STORED ROWS:
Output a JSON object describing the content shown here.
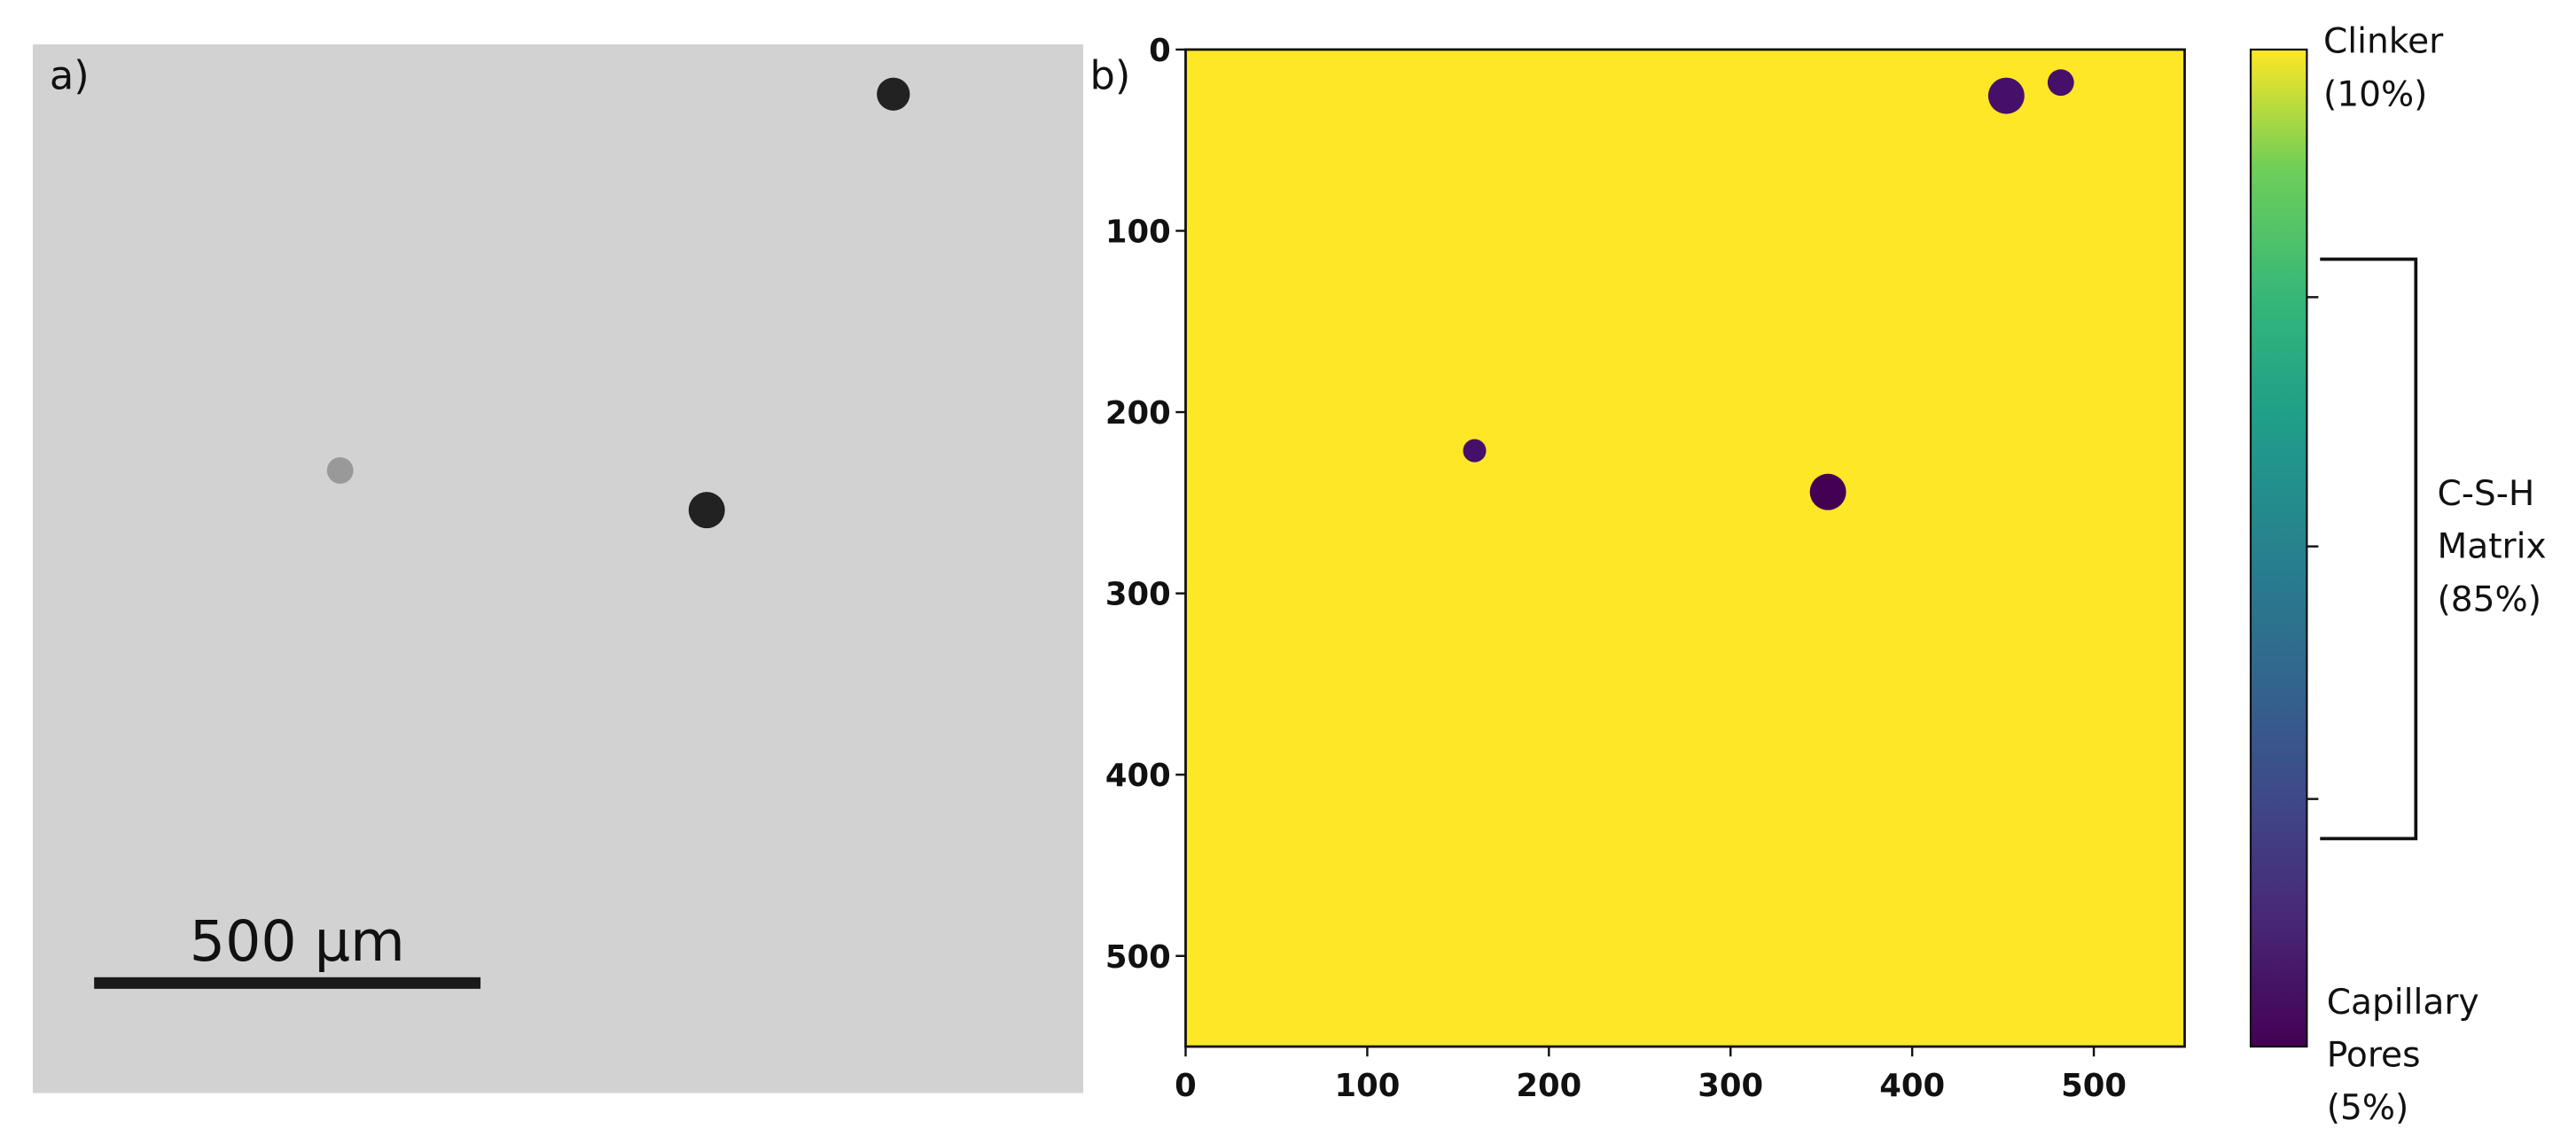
{
  "panel_a": {
    "label": "a)",
    "scale_bar": "500 μm"
  },
  "panel_b": {
    "label": "b)",
    "xlim": [
      0,
      550
    ],
    "ylim": [
      0,
      550
    ],
    "xticks": [
      0,
      100,
      200,
      300,
      400,
      500
    ],
    "yticks": [
      0,
      100,
      200,
      300,
      400,
      500
    ]
  },
  "colorbar": {
    "clinker": [
      "Clinker",
      "(10%)"
    ],
    "matrix": [
      "C-S-H",
      "Matrix",
      "(85%)"
    ],
    "pores": [
      "Capillary",
      "Pores",
      "(5%)"
    ]
  }
}
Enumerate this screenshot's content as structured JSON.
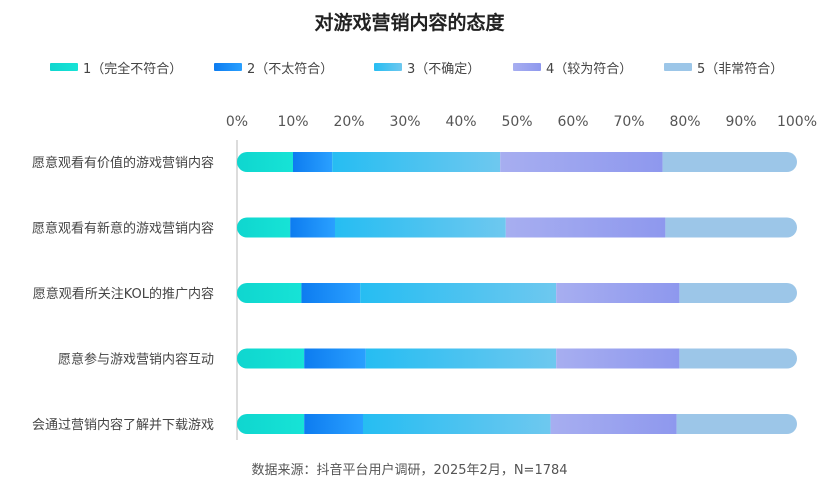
{
  "chart_data": {
    "type": "bar",
    "orientation": "horizontal",
    "stacked": true,
    "percent": true,
    "title": "对游戏营销内容的态度",
    "categories": [
      "愿意观看有价值的游戏营销内容",
      "愿意观看有新意的游戏营销内容",
      "愿意观看所关注KOL的推广内容",
      "愿意参与游戏营销内容互动",
      "会通过营销内容了解并下载游戏"
    ],
    "series": [
      {
        "name": "1（完全不符合）",
        "values": [
          10.0,
          9.5,
          11.5,
          12.0,
          12.0
        ],
        "color_from": "#0fd6cf",
        "color_to": "#17e3d6"
      },
      {
        "name": "2（不太符合）",
        "values": [
          7.0,
          8.0,
          10.5,
          11.0,
          10.5
        ],
        "color_from": "#0d7cf0",
        "color_to": "#2aa0ff"
      },
      {
        "name": "3（不确定）",
        "values": [
          30.0,
          30.5,
          35.0,
          34.0,
          33.5
        ],
        "color_from": "#26bdf2",
        "color_to": "#6ec8ef"
      },
      {
        "name": "4（较为符合）",
        "values": [
          29.0,
          28.5,
          22.0,
          22.0,
          22.5
        ],
        "color_from": "#a7aef0",
        "color_to": "#8e98ee"
      },
      {
        "name": "5（非常符合）",
        "values": [
          24.0,
          23.5,
          21.0,
          21.0,
          21.5
        ],
        "color_from": "#9cc6e8",
        "color_to": "#9cc6e8"
      }
    ],
    "xlim": [
      0,
      100
    ],
    "xticks": [
      "0%",
      "10%",
      "20%",
      "30%",
      "40%",
      "50%",
      "60%",
      "70%",
      "80%",
      "90%",
      "100%"
    ],
    "legend_position": "top",
    "grid": false
  },
  "footer": {
    "source": "数据来源：抖音平台用户调研，2025年2月，N=1784"
  }
}
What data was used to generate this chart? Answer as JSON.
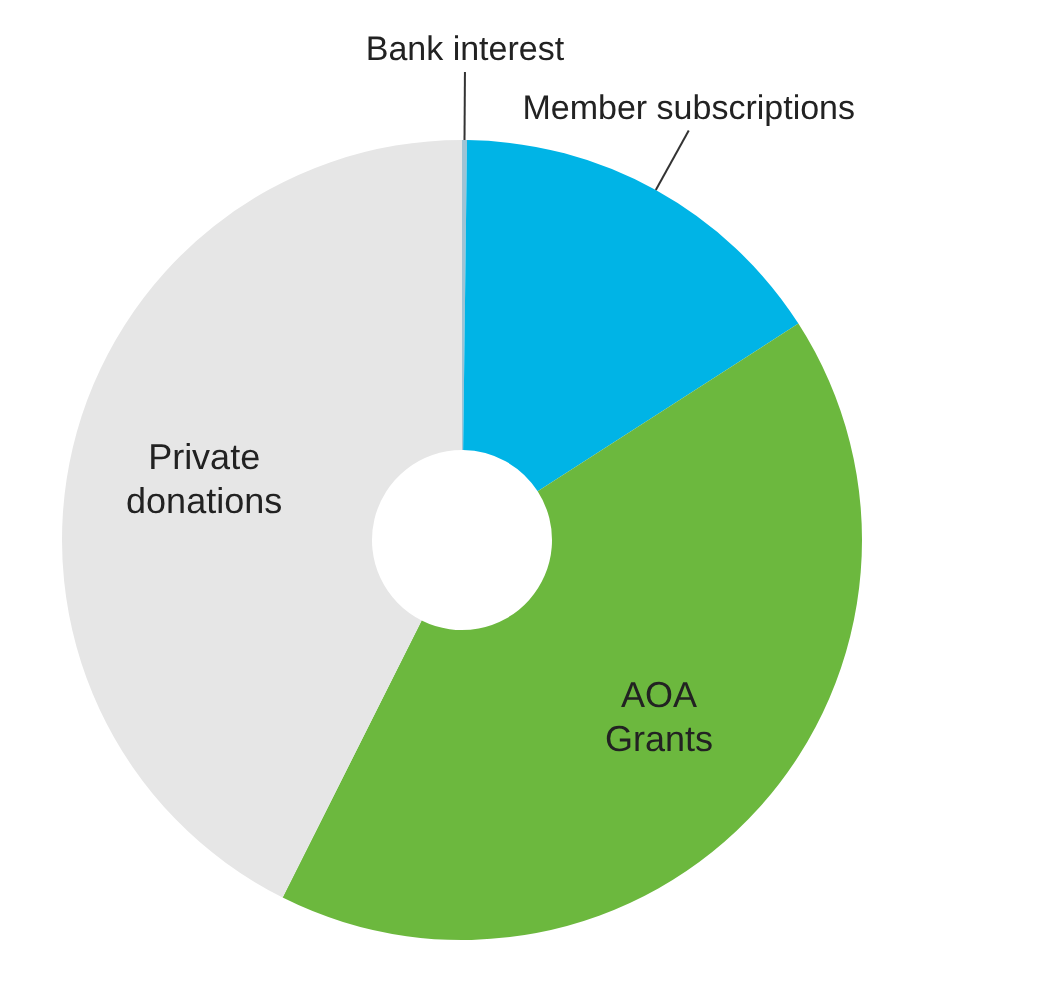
{
  "chart_data": {
    "type": "donut",
    "categories": [
      "Bank interest",
      "Member subscriptions",
      "AOA Grants",
      "Private donations"
    ],
    "values": [
      0.2,
      15.7,
      41.5,
      42.6
    ],
    "colors": [
      "#9fc3d4",
      "#00b4e6",
      "#6cb83e",
      "#e6e6e6"
    ]
  }
}
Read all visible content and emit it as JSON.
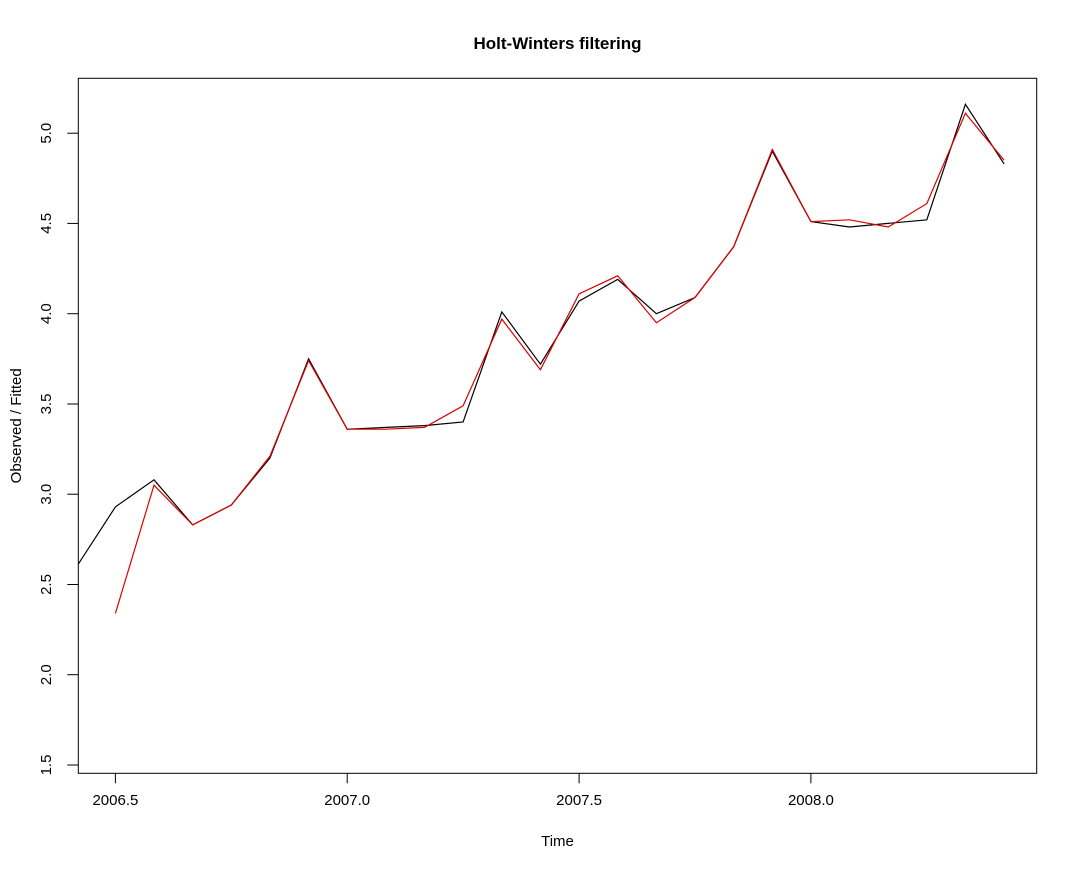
{
  "window": {
    "background_color": "#ffffff"
  },
  "chart_data": {
    "type": "line",
    "title": "Holt-Winters filtering",
    "xlabel": "Time",
    "ylabel": "Observed / Fitted",
    "xlim": [
      2006.42,
      2008.487
    ],
    "ylim": [
      1.454,
      5.304
    ],
    "x_ticks": [
      2006.5,
      2007.0,
      2007.5,
      2008.0
    ],
    "x_tick_labels": [
      "2006.5",
      "2007.0",
      "2007.5",
      "2008.0"
    ],
    "y_ticks": [
      1.5,
      2.0,
      2.5,
      3.0,
      3.5,
      4.0,
      4.5,
      5.0
    ],
    "y_tick_labels": [
      "1.5",
      "2.0",
      "2.5",
      "3.0",
      "3.5",
      "4.0",
      "4.5",
      "5.0"
    ],
    "grid": false,
    "legend": "none",
    "frequency": "monthly",
    "axis_color": "#000000",
    "series": [
      {
        "name": "observed",
        "label": "Observed",
        "color": "#000000",
        "x": [
          2006.4167,
          2006.5,
          2006.5833,
          2006.6667,
          2006.75,
          2006.8333,
          2006.9167,
          2007.0,
          2007.0833,
          2007.1667,
          2007.25,
          2007.3333,
          2007.4167,
          2007.5,
          2007.5833,
          2007.6667,
          2007.75,
          2007.8333,
          2007.9167,
          2008.0,
          2008.0833,
          2008.1667,
          2008.25,
          2008.3333,
          2008.4167
        ],
        "y": [
          2.6,
          2.93,
          3.08,
          2.83,
          2.94,
          3.2,
          3.75,
          3.36,
          3.37,
          3.38,
          3.4,
          4.01,
          3.72,
          4.07,
          4.19,
          4.0,
          4.09,
          4.37,
          4.9,
          4.51,
          4.48,
          4.5,
          4.52,
          5.16,
          4.83
        ]
      },
      {
        "name": "fitted",
        "label": "Fitted",
        "color": "#dd0000",
        "x": [
          2006.5,
          2006.5833,
          2006.6667,
          2006.75,
          2006.8333,
          2006.9167,
          2007.0,
          2007.0833,
          2007.1667,
          2007.25,
          2007.3333,
          2007.4167,
          2007.5,
          2007.5833,
          2007.6667,
          2007.75,
          2007.8333,
          2007.9167,
          2008.0,
          2008.0833,
          2008.1667,
          2008.25,
          2008.3333,
          2008.4167
        ],
        "y": [
          2.34,
          3.05,
          2.83,
          2.94,
          3.21,
          3.74,
          3.36,
          3.36,
          3.37,
          3.49,
          3.97,
          3.69,
          4.11,
          4.21,
          3.95,
          4.09,
          4.37,
          4.91,
          4.51,
          4.52,
          4.48,
          4.61,
          5.11,
          4.85
        ]
      }
    ]
  }
}
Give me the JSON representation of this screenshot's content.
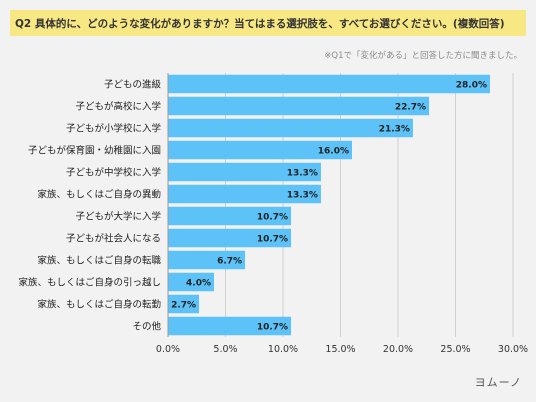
{
  "header": {
    "title": "Q2 具体的に、どのような変化がありますか？当てはまる選択肢を、すべてお選びください。(複数回答)",
    "note": "※Q1で「変化がある」と回答した方に聞きました。"
  },
  "brand": {
    "logo_text": "ヨムーノ"
  },
  "colors": {
    "bar": "#5cc2f7",
    "title_bg": "#f7e884",
    "background": "#f2f2f2",
    "grid": "#d0d0d0"
  },
  "chart_data": {
    "type": "bar",
    "orientation": "horizontal",
    "categories": [
      "子どもの進級",
      "子どもが高校に入学",
      "子どもが小学校に入学",
      "子どもが保育園・幼稚園に入園",
      "子どもが中学校に入学",
      "家族、もしくはご自身の異動",
      "子どもが大学に入学",
      "子どもが社会人になる",
      "家族、もしくはご自身の転職",
      "家族、もしくはご自身の引っ越し",
      "家族、もしくはご自身の転勤",
      "その他"
    ],
    "values": [
      28.0,
      22.7,
      21.3,
      16.0,
      13.3,
      13.3,
      10.7,
      10.7,
      6.7,
      4.0,
      2.7,
      10.7
    ],
    "value_labels": [
      "28.0%",
      "22.7%",
      "21.3%",
      "16.0%",
      "13.3%",
      "13.3%",
      "10.7%",
      "10.7%",
      "6.7%",
      "4.0%",
      "2.7%",
      "10.7%"
    ],
    "x_ticks": [
      "0.0%",
      "5.0%",
      "10.0%",
      "15.0%",
      "20.0%",
      "25.0%",
      "30.0%"
    ],
    "xlim": [
      0,
      30
    ],
    "grid": true
  }
}
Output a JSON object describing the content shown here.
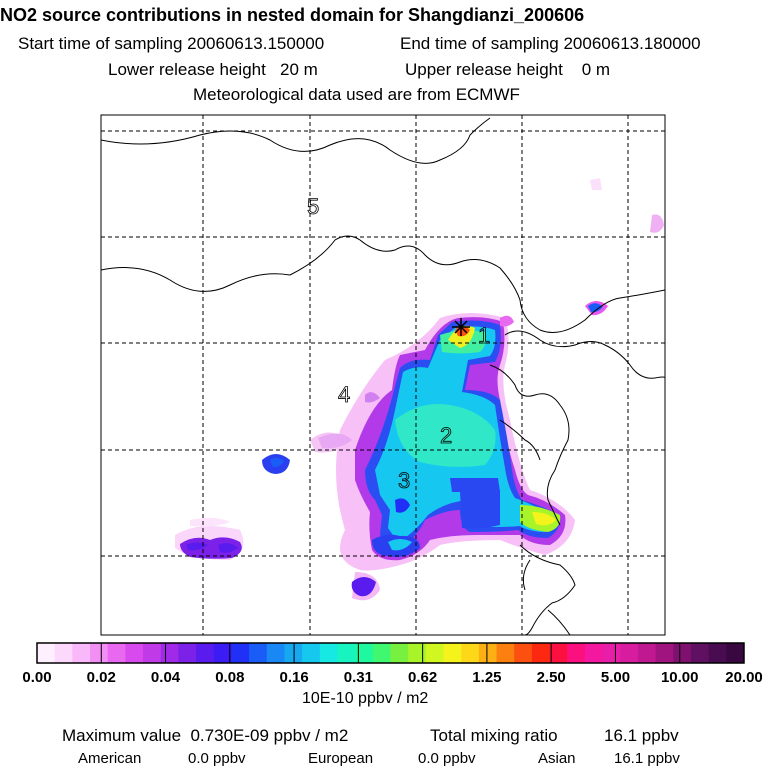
{
  "header": {
    "title": "NO2 source contributions in nested domain for Shangdianzi_200606",
    "start_time": "Start time of sampling 20060613.150000",
    "end_time": "End time of sampling 20060613.180000",
    "lower_height": "Lower release height   20 m",
    "upper_height": "Upper release height    0 m",
    "meteo": "Meteorological data used are from ECMWF"
  },
  "map": {
    "region_labels": [
      "1",
      "2",
      "3",
      "4",
      "5"
    ],
    "receptor_marker": "star-marker"
  },
  "colorbar": {
    "tick_labels": [
      "0.00",
      "0.02",
      "0.04",
      "0.08",
      "0.16",
      "0.31",
      "0.62",
      "1.25",
      "2.50",
      "5.00",
      "10.00",
      "20.00"
    ],
    "colors": [
      "#fef0fe",
      "#fcd9fc",
      "#f9b8f9",
      "#f28ff4",
      "#e868f0",
      "#d84aee",
      "#c03ae8",
      "#a02ae8",
      "#7c22e8",
      "#5a1cee",
      "#3b1cf4",
      "#2030f6",
      "#1a5cf6",
      "#1a88f4",
      "#18a8f0",
      "#16c8ee",
      "#16e8e4",
      "#18f4c0",
      "#20f8a0",
      "#40f870",
      "#78f040",
      "#a8f428",
      "#d0f820",
      "#f4f41c",
      "#fcd818",
      "#fcb014",
      "#fc8010",
      "#fc5010",
      "#fc2810",
      "#fc1040",
      "#fc1080",
      "#f418a0",
      "#e81ea8",
      "#d81ca0",
      "#c01890",
      "#a01480",
      "#801070",
      "#601060",
      "#4a0c50",
      "#3a0840"
    ],
    "unit": "10E-10 ppbv / m2"
  },
  "footer": {
    "max_value": "Maximum value  0.730E-09 ppbv / m2",
    "total_label": "Total mixing ratio",
    "total_value": "16.1 ppbv",
    "american_label": "American",
    "american_value": "0.0 ppbv",
    "european_label": "European",
    "european_value": "0.0 ppbv",
    "asian_label": "Asian",
    "asian_value": "16.1 ppbv"
  }
}
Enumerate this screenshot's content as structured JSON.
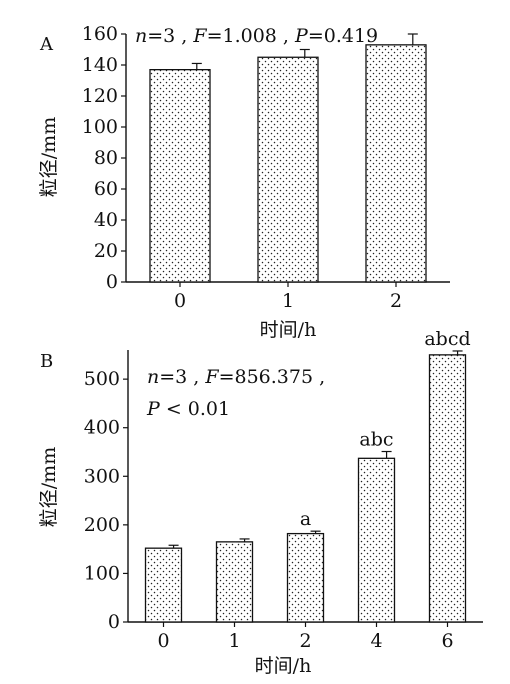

WORK INSTRUCTIONS: Look through the entries above and report each line where the string "sampling" occurs.

SOLVED EXERCISE:
    "start_time": "Start time of sampling 20060613.150000",
    "end_time": "End time of sampling 20060613.180000",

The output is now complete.